Description of the task: Filter these entries, keeping only lines that hold the word "CORRELATION".

···

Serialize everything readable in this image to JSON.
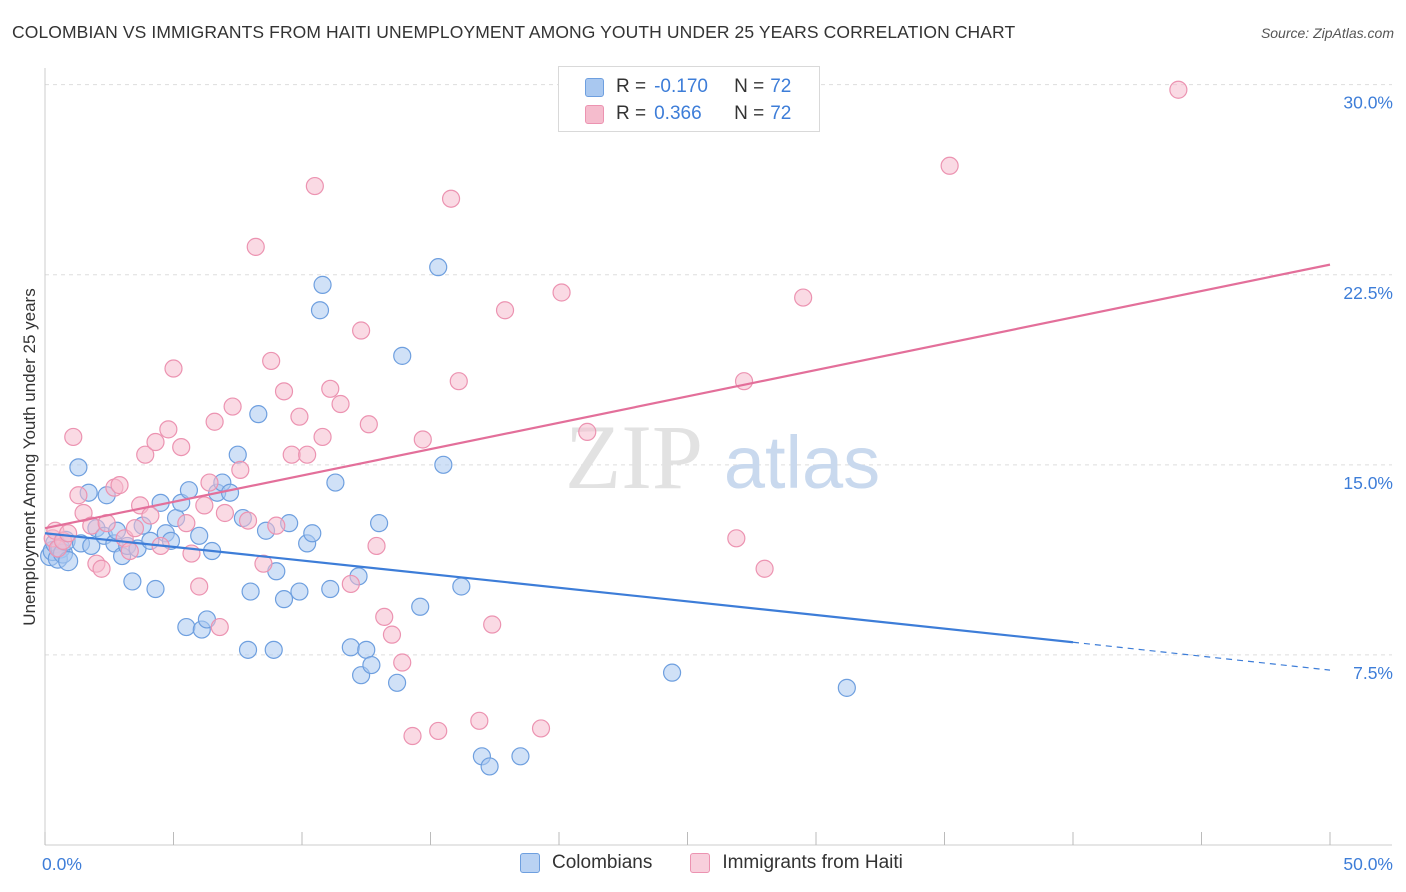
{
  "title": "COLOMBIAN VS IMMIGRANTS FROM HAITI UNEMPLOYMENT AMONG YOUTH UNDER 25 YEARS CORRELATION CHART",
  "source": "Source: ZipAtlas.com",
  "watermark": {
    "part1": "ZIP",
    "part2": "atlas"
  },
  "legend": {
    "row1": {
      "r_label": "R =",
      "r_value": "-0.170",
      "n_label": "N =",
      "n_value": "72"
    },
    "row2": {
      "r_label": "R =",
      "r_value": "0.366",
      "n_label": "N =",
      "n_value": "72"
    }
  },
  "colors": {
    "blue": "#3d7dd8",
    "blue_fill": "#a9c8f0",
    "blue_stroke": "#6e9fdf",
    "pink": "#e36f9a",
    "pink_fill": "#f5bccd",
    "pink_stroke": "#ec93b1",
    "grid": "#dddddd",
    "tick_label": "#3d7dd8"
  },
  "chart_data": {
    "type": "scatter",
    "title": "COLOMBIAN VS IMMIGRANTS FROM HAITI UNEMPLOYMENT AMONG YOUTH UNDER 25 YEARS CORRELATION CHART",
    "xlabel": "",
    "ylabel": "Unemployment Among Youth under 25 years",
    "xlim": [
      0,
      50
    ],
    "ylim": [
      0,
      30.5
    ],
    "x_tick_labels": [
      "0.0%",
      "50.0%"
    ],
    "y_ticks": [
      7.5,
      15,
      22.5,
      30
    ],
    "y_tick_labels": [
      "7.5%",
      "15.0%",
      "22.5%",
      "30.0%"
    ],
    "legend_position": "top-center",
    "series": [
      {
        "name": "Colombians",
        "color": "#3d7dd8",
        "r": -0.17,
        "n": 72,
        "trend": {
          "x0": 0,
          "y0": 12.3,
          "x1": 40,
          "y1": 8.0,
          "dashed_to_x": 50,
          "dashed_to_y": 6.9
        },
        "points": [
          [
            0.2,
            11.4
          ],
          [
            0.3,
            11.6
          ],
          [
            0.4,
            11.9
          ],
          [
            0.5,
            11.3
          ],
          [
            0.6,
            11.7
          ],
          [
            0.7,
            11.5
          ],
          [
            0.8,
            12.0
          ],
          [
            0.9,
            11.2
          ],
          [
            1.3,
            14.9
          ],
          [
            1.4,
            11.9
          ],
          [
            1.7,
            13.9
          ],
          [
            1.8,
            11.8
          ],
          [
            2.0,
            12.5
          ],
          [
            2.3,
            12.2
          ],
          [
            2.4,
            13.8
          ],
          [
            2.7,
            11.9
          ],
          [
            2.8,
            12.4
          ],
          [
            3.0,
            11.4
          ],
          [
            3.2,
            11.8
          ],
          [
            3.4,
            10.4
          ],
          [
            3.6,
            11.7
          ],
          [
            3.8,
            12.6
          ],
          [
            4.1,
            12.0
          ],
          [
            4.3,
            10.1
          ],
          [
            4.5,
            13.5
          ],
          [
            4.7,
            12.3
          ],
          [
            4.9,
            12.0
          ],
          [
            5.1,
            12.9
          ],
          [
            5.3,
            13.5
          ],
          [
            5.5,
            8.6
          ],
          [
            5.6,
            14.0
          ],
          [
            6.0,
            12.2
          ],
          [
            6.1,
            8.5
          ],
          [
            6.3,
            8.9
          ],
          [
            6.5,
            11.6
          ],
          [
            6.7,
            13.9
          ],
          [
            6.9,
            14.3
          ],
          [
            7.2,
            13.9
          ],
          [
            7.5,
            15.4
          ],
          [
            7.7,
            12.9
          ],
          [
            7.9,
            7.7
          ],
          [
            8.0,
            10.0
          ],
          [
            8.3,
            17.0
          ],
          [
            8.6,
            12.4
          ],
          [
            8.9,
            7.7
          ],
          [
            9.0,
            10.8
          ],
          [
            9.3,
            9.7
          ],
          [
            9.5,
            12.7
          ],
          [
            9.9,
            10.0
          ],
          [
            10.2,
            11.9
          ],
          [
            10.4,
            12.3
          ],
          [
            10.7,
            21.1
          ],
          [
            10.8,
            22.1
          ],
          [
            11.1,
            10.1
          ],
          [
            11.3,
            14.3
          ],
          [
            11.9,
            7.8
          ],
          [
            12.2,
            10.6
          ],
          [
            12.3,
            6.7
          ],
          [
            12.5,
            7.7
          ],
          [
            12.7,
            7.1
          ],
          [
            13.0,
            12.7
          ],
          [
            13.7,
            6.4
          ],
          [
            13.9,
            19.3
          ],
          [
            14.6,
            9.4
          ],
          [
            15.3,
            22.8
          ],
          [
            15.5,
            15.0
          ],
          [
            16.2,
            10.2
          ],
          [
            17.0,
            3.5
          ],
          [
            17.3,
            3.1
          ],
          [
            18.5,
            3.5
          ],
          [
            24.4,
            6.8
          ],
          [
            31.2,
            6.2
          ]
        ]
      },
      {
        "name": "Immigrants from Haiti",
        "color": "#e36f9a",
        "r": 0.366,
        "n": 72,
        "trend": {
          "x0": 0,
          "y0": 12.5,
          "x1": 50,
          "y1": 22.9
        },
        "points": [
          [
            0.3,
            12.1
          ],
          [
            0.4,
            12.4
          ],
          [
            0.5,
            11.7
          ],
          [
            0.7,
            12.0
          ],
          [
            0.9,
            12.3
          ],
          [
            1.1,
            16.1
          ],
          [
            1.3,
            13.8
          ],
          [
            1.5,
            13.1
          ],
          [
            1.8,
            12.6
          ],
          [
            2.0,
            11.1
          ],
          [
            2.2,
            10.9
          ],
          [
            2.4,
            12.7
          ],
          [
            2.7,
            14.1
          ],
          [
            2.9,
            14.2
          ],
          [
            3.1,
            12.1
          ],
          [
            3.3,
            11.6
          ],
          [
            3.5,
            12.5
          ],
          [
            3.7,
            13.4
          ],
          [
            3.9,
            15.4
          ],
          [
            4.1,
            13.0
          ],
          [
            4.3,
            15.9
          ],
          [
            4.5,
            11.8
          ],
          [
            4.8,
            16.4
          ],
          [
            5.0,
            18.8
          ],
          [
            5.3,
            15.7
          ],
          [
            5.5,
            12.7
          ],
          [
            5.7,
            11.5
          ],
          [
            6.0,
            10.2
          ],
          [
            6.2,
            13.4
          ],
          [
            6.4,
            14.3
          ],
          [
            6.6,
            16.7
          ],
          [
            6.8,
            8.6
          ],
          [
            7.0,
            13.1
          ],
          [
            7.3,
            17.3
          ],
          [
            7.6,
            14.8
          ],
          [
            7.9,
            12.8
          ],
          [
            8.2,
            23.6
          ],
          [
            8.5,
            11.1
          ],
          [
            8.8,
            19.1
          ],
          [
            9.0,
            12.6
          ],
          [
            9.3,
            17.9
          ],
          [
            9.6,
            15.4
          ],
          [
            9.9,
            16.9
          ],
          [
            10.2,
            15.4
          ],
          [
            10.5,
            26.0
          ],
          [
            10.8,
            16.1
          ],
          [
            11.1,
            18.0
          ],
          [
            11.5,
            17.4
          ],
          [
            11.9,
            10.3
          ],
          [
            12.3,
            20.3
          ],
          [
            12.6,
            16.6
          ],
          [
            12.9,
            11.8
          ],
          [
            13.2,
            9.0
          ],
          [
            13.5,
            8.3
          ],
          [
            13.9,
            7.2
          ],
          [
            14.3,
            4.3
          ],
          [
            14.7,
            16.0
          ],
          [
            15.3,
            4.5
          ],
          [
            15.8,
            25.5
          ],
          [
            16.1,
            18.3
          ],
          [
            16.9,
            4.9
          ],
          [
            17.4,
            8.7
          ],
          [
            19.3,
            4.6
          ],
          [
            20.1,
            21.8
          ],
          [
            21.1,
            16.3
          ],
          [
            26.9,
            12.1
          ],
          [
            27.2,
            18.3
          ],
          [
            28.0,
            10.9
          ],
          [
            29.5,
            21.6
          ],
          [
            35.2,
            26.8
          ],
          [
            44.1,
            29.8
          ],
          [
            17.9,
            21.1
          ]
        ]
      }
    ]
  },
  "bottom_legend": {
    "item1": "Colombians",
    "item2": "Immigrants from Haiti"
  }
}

···

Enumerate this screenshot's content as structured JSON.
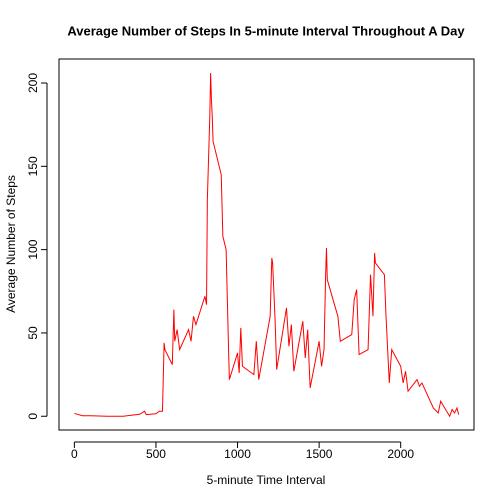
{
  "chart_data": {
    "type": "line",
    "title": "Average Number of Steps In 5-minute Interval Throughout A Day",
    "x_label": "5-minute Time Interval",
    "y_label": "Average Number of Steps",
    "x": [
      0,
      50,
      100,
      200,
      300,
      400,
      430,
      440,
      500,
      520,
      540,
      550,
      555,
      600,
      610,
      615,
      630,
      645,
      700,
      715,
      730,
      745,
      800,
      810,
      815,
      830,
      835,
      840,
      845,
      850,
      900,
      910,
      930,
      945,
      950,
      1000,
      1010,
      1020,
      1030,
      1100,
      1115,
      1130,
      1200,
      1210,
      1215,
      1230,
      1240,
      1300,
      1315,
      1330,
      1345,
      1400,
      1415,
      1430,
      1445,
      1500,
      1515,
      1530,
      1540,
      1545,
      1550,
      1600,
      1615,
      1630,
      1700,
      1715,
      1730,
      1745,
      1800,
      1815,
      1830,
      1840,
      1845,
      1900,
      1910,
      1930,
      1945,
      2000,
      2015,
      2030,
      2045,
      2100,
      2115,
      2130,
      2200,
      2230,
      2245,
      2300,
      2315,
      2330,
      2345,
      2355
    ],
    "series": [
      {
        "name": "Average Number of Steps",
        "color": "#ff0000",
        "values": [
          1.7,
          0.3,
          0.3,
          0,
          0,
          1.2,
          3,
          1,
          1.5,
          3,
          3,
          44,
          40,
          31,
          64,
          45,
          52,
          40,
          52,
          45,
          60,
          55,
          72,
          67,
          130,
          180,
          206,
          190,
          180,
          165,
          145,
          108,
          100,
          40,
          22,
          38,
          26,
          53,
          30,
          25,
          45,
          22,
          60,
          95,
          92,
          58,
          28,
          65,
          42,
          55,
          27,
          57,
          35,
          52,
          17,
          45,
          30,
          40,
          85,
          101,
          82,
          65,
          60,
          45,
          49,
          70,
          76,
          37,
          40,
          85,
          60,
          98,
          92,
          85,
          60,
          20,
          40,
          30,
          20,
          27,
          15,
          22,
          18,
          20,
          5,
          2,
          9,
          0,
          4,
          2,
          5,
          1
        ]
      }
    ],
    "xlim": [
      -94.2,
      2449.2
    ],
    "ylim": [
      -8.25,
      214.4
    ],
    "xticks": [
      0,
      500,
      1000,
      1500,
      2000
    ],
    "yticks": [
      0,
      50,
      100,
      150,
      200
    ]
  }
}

···

Answer for the task:
  "title": "COLOMBIAN VS IMMIGRANTS FROM HAITI UNEMPLOYMENT AMONG YOUTH UNDER 25 YEARS CORRELATION CHART",
    "title": "COLOMBIAN VS IMMIGRANTS FROM HAITI UNEMPLOYMENT AMONG YOUTH UNDER 25 YEARS CORRELATION CHART",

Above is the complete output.